[Element location listings]
-*-

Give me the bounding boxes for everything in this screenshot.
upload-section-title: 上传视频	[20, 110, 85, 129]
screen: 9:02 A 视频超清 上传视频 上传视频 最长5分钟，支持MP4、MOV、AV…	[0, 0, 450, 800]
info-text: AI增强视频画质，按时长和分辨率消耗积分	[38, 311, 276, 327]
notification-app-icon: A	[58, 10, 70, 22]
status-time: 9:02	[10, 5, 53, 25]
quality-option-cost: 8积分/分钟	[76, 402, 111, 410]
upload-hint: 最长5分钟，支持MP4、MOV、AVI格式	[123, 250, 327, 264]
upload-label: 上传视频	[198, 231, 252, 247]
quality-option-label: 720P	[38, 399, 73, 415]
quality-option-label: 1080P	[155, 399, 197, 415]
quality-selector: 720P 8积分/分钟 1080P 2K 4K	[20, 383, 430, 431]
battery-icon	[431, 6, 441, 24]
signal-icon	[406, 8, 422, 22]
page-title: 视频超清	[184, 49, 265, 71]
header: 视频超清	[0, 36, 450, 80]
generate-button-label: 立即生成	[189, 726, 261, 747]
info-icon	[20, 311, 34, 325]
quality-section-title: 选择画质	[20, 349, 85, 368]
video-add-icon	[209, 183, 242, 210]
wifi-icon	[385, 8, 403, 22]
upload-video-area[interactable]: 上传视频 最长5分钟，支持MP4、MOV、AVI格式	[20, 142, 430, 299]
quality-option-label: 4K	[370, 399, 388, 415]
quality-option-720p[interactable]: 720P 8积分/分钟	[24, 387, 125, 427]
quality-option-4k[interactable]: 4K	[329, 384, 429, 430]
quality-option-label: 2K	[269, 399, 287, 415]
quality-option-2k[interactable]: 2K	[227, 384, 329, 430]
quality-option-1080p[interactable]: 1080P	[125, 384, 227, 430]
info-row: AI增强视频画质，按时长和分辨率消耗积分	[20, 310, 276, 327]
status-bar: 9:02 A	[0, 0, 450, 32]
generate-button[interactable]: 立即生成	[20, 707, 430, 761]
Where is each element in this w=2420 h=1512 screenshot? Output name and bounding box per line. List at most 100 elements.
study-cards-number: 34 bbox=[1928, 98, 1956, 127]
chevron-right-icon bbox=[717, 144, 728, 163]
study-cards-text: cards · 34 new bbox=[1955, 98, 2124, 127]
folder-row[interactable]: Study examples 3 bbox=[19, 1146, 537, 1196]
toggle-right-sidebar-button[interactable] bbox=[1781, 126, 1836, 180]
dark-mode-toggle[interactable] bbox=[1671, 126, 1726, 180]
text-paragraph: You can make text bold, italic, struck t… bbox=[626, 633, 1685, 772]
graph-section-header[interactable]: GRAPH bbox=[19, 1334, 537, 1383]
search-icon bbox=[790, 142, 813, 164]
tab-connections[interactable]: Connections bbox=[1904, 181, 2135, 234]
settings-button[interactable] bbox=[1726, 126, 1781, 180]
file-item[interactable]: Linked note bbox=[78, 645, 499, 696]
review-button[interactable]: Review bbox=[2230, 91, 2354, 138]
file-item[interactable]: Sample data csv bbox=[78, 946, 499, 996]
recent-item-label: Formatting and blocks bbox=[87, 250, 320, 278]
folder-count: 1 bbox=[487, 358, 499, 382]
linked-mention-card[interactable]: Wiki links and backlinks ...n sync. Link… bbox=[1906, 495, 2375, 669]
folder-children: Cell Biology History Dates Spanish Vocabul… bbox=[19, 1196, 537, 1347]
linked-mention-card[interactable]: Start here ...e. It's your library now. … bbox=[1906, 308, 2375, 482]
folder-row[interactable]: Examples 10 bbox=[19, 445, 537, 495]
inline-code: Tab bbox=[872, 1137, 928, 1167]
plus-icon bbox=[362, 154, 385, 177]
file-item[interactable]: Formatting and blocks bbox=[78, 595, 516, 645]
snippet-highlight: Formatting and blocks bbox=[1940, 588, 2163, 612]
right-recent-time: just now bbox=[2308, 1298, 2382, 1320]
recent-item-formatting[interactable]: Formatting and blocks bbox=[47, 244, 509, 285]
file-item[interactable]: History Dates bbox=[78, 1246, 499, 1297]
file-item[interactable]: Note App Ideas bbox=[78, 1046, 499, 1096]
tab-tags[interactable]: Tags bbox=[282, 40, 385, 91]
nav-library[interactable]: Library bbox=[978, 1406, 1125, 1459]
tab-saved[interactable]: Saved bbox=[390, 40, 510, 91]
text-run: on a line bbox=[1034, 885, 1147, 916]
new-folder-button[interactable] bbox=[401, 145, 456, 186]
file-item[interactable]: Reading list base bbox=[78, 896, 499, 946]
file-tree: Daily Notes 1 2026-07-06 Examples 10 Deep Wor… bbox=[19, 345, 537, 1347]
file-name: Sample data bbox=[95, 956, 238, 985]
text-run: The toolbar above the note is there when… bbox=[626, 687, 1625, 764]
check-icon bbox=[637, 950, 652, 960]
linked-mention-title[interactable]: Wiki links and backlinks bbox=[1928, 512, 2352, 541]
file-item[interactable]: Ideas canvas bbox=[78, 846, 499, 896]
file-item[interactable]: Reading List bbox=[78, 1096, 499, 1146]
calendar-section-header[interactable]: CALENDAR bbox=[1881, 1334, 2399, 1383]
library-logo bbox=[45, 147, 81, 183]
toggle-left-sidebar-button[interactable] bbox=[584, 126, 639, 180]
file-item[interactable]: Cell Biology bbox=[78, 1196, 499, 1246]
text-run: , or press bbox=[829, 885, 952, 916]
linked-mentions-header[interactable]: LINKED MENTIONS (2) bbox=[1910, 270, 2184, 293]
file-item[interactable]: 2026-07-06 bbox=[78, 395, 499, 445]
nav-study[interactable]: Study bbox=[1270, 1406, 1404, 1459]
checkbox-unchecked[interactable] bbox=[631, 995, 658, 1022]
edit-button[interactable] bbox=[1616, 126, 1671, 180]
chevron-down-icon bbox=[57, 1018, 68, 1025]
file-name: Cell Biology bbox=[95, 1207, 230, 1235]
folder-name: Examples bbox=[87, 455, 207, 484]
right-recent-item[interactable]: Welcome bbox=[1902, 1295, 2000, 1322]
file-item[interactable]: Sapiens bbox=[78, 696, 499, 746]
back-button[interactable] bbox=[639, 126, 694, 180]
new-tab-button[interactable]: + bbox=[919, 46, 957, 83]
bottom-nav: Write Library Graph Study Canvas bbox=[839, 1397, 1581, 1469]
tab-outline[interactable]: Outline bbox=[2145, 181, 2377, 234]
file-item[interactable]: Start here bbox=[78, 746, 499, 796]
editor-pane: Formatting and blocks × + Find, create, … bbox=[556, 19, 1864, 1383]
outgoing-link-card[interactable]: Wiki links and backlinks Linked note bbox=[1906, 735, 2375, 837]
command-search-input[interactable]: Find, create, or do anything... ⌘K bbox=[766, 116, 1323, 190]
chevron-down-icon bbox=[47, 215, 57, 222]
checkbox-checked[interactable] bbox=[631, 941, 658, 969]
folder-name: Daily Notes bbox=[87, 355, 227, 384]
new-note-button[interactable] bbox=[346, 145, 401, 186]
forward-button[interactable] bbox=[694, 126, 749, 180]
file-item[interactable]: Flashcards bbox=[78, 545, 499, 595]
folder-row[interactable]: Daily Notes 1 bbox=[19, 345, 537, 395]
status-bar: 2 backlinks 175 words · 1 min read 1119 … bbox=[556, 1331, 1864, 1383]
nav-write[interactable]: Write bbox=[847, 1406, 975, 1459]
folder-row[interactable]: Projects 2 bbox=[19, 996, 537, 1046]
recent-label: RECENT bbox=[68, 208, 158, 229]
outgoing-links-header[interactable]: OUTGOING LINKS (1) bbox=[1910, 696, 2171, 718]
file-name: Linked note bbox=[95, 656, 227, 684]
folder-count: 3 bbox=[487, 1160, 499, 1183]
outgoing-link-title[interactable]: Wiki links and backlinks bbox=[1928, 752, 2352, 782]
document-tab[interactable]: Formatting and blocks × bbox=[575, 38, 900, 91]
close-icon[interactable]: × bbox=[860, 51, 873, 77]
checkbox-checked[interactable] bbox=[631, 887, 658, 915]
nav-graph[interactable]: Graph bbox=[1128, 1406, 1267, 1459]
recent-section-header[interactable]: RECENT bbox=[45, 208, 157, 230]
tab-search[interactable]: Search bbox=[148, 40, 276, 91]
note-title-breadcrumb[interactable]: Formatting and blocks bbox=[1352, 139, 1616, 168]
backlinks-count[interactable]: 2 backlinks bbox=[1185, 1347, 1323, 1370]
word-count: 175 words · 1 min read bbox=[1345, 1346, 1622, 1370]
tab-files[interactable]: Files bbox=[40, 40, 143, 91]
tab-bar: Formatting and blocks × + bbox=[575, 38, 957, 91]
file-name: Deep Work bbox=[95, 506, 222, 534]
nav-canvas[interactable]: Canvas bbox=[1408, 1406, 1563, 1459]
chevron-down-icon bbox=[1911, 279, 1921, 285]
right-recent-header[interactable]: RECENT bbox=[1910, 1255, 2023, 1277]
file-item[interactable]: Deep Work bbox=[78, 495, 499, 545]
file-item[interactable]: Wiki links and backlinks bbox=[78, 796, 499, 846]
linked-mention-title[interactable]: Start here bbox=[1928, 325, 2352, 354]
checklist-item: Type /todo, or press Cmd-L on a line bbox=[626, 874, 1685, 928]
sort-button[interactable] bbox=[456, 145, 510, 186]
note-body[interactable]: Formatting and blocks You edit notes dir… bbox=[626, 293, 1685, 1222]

-*-

- [EXERCISE]: Return every line from the items above that contains the string "backlinks", matching case exactly.

- [EXERCISE RESPONSE]:
linked-mention-card[interactable]: Wiki links and backlinks ...n sync. Link… bbox=[1906, 495, 2375, 669]
linked-mention-title[interactable]: Wiki links and backlinks bbox=[1928, 512, 2352, 541]
outgoing-link-card[interactable]: Wiki links and backlinks Linked note bbox=[1906, 735, 2375, 837]
status-bar: 2 backlinks 175 words · 1 min read 1119 … bbox=[556, 1331, 1864, 1383]
outgoing-link-title[interactable]: Wiki links and backlinks bbox=[1928, 752, 2352, 782]
backlinks-count[interactable]: 2 backlinks bbox=[1185, 1347, 1323, 1370]
file-item[interactable]: Wiki links and backlinks bbox=[78, 796, 499, 846]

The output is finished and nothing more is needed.